#### [Records from a dataset]

- - - - - - -

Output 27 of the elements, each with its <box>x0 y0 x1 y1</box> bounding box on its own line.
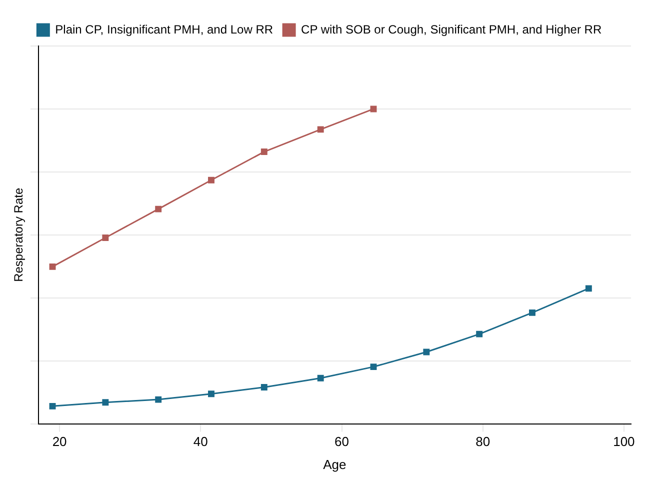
point <box>155 206 162 212</box>
x-tick-label: 100 <box>613 434 635 450</box>
x-axis-title: Age <box>323 456 346 472</box>
legend-label: CP with SOB or Cough, Significant PMH, and Higher RR <box>301 22 602 36</box>
x-tick-label: 60 <box>334 434 349 450</box>
point <box>102 399 109 406</box>
legend-label: Plain CP, Insignificant PMH, and Low RR <box>55 22 274 36</box>
point <box>49 402 56 410</box>
point <box>317 126 324 133</box>
x-tick-label: 80 <box>476 434 490 450</box>
point <box>423 348 430 356</box>
point <box>49 263 56 270</box>
point <box>208 176 214 184</box>
point <box>155 396 162 403</box>
point <box>102 234 109 241</box>
point <box>476 330 483 338</box>
x-tick-label: 20 <box>52 434 67 450</box>
point <box>529 309 536 316</box>
y-axis-title: Resperatory Rate <box>12 188 26 282</box>
point <box>260 384 268 391</box>
x-tick-label: 40 <box>193 434 208 450</box>
point <box>317 374 324 382</box>
point <box>585 285 592 292</box>
point <box>370 364 377 370</box>
point <box>260 148 268 156</box>
point <box>370 106 377 112</box>
point <box>208 390 214 398</box>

- - - - - - -

#### [Prompt]
Reproduce the lines in the records above verbatim, covering the stretch from the line containing "point <box>155 206 162 212</box>" through the line containing "point <box>370 106 377 112</box>", both included.

#### [Complete answer]
point <box>155 206 162 212</box>
x-tick-label: 100 <box>613 434 635 450</box>
x-axis-title: Age <box>323 456 346 472</box>
legend-label: CP with SOB or Cough, Significant PMH, and Higher RR <box>301 22 602 36</box>
x-tick-label: 60 <box>334 434 349 450</box>
point <box>102 399 109 406</box>
legend-label: Plain CP, Insignificant PMH, and Low RR <box>55 22 274 36</box>
point <box>49 402 56 410</box>
point <box>317 126 324 133</box>
x-tick-label: 80 <box>476 434 490 450</box>
point <box>423 348 430 356</box>
point <box>49 263 56 270</box>
point <box>208 176 214 184</box>
point <box>155 396 162 403</box>
point <box>102 234 109 241</box>
point <box>476 330 483 338</box>
x-tick-label: 20 <box>52 434 67 450</box>
point <box>529 309 536 316</box>
y-axis-title: Resperatory Rate <box>12 188 26 282</box>
point <box>260 384 268 391</box>
x-tick-label: 40 <box>193 434 208 450</box>
point <box>317 374 324 382</box>
point <box>585 285 592 292</box>
point <box>370 364 377 370</box>
point <box>260 148 268 156</box>
point <box>370 106 377 112</box>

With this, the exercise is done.